Dataset records on visual material:
************
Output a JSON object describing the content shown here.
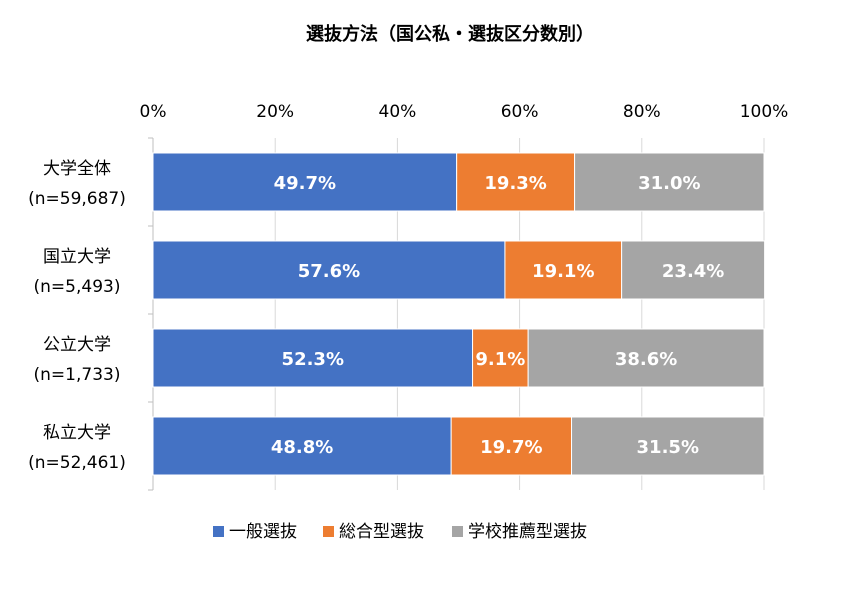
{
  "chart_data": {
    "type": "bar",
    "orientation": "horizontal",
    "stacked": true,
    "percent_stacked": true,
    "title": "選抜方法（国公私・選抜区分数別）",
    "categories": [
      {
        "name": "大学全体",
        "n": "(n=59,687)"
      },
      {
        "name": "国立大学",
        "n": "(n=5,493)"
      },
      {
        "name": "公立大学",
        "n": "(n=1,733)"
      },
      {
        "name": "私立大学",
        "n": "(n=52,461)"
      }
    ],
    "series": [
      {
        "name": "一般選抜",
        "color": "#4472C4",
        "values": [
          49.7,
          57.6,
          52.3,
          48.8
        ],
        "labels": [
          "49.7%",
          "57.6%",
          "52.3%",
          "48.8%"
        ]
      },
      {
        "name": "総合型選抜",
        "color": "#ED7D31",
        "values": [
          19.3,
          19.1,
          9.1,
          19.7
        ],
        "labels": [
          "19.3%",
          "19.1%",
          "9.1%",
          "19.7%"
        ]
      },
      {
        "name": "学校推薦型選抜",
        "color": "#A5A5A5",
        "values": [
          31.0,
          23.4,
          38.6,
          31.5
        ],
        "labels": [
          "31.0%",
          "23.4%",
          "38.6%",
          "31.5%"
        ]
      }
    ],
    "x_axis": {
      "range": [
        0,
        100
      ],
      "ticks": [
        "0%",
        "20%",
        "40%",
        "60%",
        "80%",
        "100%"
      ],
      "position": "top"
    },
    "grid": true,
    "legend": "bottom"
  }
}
************
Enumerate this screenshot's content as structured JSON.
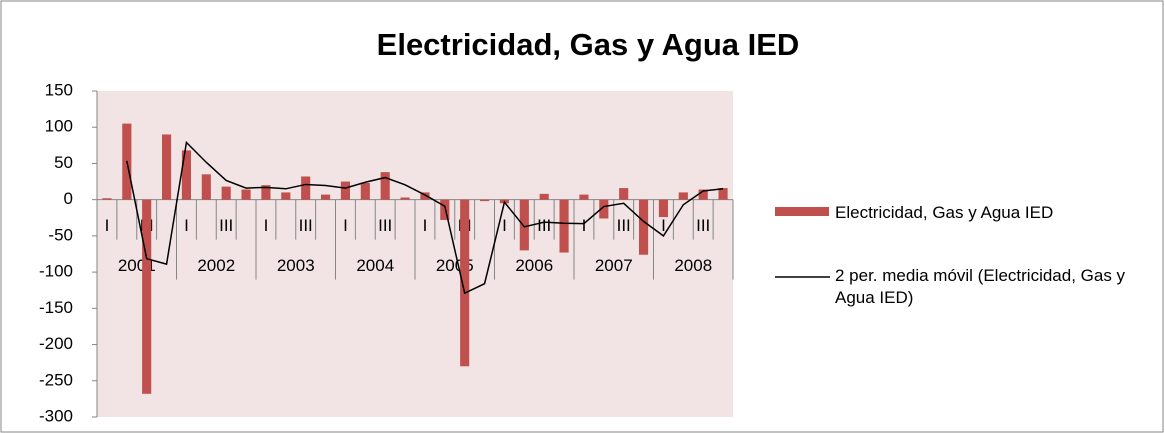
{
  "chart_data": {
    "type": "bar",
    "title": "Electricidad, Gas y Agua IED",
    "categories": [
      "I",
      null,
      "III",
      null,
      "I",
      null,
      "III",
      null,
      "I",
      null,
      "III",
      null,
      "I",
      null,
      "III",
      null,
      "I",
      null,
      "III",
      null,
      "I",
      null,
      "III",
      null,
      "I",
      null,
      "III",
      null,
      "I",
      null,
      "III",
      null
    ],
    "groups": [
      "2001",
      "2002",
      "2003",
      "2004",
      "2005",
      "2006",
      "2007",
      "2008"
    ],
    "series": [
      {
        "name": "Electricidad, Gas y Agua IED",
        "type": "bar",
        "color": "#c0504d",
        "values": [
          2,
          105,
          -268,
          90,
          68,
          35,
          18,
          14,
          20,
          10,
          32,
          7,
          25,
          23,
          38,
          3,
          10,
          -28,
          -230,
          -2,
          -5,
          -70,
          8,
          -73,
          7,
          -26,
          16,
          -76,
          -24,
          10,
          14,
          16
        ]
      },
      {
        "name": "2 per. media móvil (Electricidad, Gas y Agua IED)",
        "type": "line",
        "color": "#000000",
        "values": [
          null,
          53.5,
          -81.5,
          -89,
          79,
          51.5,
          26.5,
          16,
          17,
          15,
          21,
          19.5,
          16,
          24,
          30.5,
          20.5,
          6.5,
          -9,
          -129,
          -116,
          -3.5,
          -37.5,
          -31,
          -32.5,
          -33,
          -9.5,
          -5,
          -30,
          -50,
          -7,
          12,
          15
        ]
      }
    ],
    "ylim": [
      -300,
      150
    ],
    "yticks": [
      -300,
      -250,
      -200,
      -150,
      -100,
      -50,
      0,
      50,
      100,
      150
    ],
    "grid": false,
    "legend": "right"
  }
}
************
TASK OBJECTIVE — Show the lines of the records that contain the word "title".

EXERCISE RESPONSE —
    "title": "選抜方法（国公私・選抜区分数別）",
    "title": "Electricidad, Gas y Agua IED",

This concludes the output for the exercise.